** begin DATA LINES **
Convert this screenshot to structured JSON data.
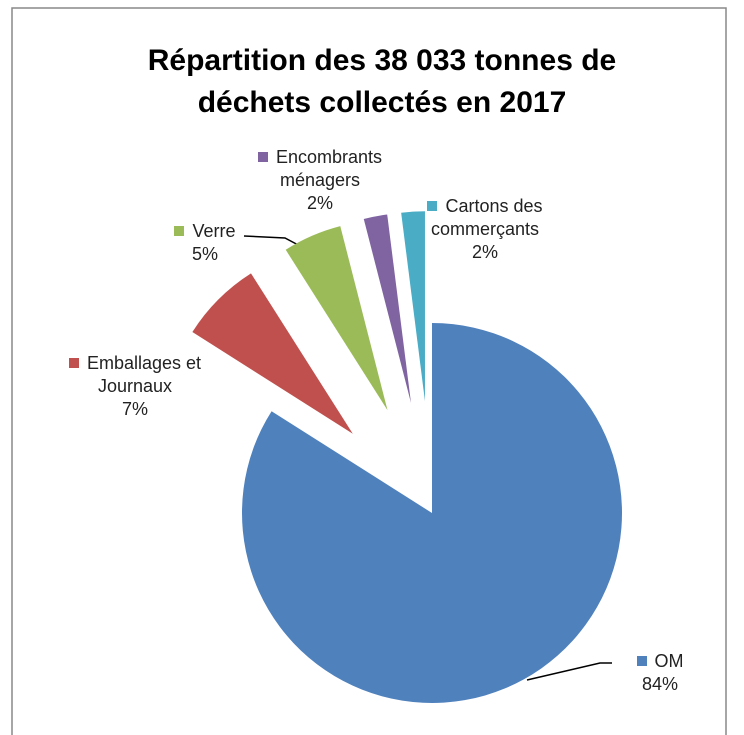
{
  "chart_data": {
    "type": "pie",
    "title": "Répartition des 38 033 tonnes de déchets collectés en 2017",
    "categories": [
      "OM",
      "Emballages et Journaux",
      "Verre",
      "Encombrants ménagers",
      "Cartons des commerçants"
    ],
    "values": [
      84,
      7,
      5,
      2,
      2
    ],
    "value_labels": [
      "84%",
      "7%",
      "5%",
      "2%",
      "2%"
    ],
    "colors": [
      "#4f81bd",
      "#c0504d",
      "#9bbb59",
      "#8064a2",
      "#4bacc6"
    ]
  }
}
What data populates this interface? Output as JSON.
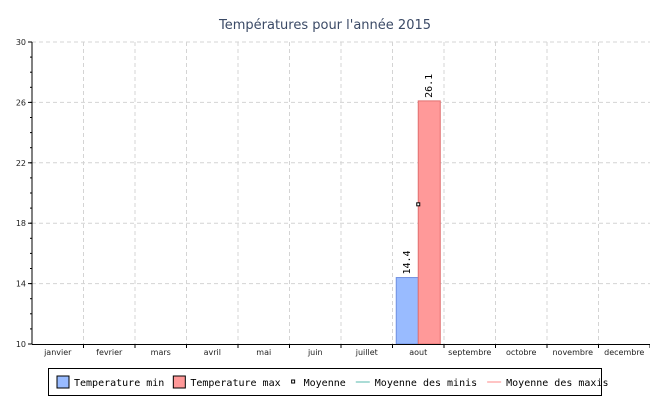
** end DATA LINES **
- GOAL
Can you retype every record above exactly, leaving out the pictures?

- COMPLETE RESPONSE
Convert this screenshot to structured JSON data.
{
  "chart_data": {
    "type": "pie",
    "title": "Répartition des 38 033 tonnes de déchets collectés en 2017",
    "categories": [
      "OM",
      "Emballages et Journaux",
      "Verre",
      "Encombrants ménagers",
      "Cartons des commerçants"
    ],
    "values": [
      84,
      7,
      5,
      2,
      2
    ],
    "value_labels": [
      "84%",
      "7%",
      "5%",
      "2%",
      "2%"
    ],
    "colors": [
      "#4f81bd",
      "#c0504d",
      "#9bbb59",
      "#8064a2",
      "#4bacc6"
    ]
  }
}
What data populates this interface? Output as JSON.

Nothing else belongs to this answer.